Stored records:
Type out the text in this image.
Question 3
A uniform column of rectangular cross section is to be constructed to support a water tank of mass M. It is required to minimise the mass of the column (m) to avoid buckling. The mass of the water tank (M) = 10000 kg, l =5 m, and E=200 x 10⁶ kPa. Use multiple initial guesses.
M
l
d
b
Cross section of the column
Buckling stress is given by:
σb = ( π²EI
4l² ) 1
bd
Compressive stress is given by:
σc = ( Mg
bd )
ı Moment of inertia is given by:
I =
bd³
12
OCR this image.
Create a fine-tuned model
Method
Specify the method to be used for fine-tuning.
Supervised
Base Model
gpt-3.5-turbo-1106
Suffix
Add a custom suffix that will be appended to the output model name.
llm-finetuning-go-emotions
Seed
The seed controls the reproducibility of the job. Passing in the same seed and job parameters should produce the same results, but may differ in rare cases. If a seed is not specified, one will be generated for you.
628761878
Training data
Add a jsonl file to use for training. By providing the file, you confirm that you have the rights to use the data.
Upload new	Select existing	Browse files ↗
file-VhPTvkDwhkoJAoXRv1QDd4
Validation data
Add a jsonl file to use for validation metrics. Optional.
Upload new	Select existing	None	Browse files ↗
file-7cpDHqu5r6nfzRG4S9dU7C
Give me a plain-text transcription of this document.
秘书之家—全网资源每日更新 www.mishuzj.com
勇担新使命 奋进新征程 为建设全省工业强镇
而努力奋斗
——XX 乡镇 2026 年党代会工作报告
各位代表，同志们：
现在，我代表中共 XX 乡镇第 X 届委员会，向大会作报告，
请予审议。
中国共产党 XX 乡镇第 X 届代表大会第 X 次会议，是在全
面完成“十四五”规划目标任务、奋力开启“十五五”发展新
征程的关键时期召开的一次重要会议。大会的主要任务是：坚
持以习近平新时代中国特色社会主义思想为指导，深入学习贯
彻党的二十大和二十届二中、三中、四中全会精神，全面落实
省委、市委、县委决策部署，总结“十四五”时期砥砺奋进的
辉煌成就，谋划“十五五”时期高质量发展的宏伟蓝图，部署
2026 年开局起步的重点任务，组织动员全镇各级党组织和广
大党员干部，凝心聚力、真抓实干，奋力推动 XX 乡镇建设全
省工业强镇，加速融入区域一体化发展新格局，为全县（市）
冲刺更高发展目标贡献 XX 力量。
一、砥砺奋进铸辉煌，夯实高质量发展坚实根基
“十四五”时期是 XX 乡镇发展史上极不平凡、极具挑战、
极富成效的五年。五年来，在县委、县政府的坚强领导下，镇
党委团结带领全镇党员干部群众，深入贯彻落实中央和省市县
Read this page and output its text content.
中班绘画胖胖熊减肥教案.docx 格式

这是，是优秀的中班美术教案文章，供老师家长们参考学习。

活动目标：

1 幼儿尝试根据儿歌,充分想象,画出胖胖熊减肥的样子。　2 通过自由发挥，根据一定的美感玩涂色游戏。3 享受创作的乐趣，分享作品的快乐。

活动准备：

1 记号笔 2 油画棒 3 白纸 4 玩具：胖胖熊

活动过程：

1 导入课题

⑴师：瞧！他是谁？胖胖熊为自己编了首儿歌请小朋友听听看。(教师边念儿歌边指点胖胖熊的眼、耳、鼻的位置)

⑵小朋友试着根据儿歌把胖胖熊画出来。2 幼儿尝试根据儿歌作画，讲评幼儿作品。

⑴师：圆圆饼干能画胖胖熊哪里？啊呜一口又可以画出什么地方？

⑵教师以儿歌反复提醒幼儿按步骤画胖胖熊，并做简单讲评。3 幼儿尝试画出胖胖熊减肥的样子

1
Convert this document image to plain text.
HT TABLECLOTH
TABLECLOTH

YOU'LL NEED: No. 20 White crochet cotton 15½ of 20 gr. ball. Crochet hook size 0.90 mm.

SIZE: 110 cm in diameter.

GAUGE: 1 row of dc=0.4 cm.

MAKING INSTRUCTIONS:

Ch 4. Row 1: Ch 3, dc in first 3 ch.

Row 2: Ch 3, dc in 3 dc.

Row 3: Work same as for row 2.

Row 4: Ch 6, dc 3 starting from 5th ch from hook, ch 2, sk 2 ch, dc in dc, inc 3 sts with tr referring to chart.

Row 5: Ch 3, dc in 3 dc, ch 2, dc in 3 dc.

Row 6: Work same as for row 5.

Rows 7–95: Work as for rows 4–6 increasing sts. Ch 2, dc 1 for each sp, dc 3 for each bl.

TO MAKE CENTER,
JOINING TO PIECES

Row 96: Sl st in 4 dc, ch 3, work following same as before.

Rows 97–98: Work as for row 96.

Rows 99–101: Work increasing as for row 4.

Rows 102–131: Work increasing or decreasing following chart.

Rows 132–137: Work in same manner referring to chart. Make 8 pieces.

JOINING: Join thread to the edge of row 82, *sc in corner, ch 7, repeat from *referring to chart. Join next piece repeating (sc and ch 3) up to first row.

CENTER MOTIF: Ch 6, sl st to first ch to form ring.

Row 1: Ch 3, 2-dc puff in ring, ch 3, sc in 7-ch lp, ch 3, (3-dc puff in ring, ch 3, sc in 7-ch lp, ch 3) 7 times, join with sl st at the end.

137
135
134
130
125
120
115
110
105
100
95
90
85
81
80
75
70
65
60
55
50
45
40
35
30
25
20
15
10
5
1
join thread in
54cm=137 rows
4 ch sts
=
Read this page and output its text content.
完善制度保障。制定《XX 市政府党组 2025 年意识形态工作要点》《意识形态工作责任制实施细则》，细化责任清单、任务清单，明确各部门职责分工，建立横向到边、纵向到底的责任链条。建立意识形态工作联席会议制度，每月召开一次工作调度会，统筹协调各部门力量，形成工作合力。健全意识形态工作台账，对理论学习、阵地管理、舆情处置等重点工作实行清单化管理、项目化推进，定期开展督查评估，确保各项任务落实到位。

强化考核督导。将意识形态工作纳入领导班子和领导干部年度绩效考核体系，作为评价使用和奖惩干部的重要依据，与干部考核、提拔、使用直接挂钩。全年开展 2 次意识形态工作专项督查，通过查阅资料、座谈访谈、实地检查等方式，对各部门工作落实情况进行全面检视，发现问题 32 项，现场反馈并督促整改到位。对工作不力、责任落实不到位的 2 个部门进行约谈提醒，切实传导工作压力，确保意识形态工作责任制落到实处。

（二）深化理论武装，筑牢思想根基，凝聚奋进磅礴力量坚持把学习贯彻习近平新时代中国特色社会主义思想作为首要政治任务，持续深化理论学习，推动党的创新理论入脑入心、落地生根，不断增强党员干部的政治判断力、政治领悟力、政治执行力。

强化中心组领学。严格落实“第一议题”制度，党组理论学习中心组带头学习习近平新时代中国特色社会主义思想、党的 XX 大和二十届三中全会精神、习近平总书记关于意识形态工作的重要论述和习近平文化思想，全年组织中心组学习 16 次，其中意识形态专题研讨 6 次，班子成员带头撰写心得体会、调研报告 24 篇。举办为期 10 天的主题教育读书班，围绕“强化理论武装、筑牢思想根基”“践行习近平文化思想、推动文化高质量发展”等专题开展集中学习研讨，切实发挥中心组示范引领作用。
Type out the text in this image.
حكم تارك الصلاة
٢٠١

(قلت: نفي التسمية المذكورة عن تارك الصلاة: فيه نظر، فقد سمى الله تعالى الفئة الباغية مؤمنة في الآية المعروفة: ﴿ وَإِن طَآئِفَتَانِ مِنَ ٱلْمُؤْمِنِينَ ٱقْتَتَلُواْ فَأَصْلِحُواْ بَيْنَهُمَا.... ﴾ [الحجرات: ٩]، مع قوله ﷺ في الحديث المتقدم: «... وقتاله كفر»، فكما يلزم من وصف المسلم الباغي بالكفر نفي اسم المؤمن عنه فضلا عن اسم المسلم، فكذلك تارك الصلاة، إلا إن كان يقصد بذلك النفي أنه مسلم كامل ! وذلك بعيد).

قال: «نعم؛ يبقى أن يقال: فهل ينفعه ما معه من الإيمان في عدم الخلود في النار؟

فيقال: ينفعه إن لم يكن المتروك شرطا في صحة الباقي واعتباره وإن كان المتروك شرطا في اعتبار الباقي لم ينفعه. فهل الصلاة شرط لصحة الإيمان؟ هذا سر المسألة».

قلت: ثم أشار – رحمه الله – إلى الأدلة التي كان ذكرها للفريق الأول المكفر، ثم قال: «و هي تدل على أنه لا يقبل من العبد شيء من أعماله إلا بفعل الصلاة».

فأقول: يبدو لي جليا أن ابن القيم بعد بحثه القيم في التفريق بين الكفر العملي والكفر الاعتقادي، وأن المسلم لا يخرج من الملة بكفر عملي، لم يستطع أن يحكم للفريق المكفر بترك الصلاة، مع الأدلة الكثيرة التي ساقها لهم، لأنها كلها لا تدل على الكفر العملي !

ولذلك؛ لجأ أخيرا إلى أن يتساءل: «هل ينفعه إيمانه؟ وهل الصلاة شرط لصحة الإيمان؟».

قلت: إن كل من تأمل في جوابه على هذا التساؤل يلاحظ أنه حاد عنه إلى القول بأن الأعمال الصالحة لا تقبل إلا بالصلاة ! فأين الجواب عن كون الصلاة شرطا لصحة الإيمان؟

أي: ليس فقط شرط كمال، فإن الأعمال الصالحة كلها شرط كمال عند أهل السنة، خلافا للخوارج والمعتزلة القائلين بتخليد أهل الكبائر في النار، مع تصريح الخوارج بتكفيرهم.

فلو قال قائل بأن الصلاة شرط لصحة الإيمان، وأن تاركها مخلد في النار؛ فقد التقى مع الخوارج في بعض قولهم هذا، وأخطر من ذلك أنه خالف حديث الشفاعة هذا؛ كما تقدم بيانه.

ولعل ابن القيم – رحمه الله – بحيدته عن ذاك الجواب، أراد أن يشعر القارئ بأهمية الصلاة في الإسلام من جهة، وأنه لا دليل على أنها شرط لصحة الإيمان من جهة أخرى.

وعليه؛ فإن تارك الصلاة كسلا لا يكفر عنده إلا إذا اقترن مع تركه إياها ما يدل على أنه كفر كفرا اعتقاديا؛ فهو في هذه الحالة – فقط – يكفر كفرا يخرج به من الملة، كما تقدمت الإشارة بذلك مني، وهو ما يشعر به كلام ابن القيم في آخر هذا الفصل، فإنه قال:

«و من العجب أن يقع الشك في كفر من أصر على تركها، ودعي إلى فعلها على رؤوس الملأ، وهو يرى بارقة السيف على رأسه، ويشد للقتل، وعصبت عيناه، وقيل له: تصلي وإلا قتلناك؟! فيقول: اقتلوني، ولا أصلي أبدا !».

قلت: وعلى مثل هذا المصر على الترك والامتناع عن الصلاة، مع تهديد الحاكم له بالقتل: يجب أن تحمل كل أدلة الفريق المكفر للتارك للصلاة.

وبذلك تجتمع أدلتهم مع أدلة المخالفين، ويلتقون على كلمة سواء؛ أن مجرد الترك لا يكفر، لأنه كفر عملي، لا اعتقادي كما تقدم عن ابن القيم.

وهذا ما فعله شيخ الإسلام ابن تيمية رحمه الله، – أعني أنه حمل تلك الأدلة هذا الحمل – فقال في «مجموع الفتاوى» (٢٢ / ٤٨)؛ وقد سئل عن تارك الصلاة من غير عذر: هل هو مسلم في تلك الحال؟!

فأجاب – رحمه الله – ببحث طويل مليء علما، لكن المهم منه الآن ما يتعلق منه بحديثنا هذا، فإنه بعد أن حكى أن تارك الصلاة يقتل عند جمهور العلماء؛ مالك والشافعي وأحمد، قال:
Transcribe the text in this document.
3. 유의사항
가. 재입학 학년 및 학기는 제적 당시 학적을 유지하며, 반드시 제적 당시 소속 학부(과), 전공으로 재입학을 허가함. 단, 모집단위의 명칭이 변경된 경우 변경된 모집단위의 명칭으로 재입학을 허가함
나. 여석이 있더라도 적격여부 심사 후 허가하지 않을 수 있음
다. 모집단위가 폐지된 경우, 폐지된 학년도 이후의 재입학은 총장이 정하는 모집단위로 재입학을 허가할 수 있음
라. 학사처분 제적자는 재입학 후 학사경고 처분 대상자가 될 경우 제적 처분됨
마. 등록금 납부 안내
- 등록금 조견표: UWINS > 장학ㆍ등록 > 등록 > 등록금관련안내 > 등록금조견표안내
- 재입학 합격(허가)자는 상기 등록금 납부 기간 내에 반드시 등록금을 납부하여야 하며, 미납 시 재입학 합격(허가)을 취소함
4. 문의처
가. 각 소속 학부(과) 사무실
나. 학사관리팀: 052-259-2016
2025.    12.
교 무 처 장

**Exercise instructions:** Collect from the data above every line that includes "hook".

**Result for this task:**
YOU'LL NEED: No. 20 White crochet cotton 15½ of 20 gr. ball. Crochet hook size 0.90 mm.
Row 4: Ch 6, dc 3 starting from 5th ch from hook, ch 2, sk 2 ch, dc in dc, inc 3 sts with tr referring to chart.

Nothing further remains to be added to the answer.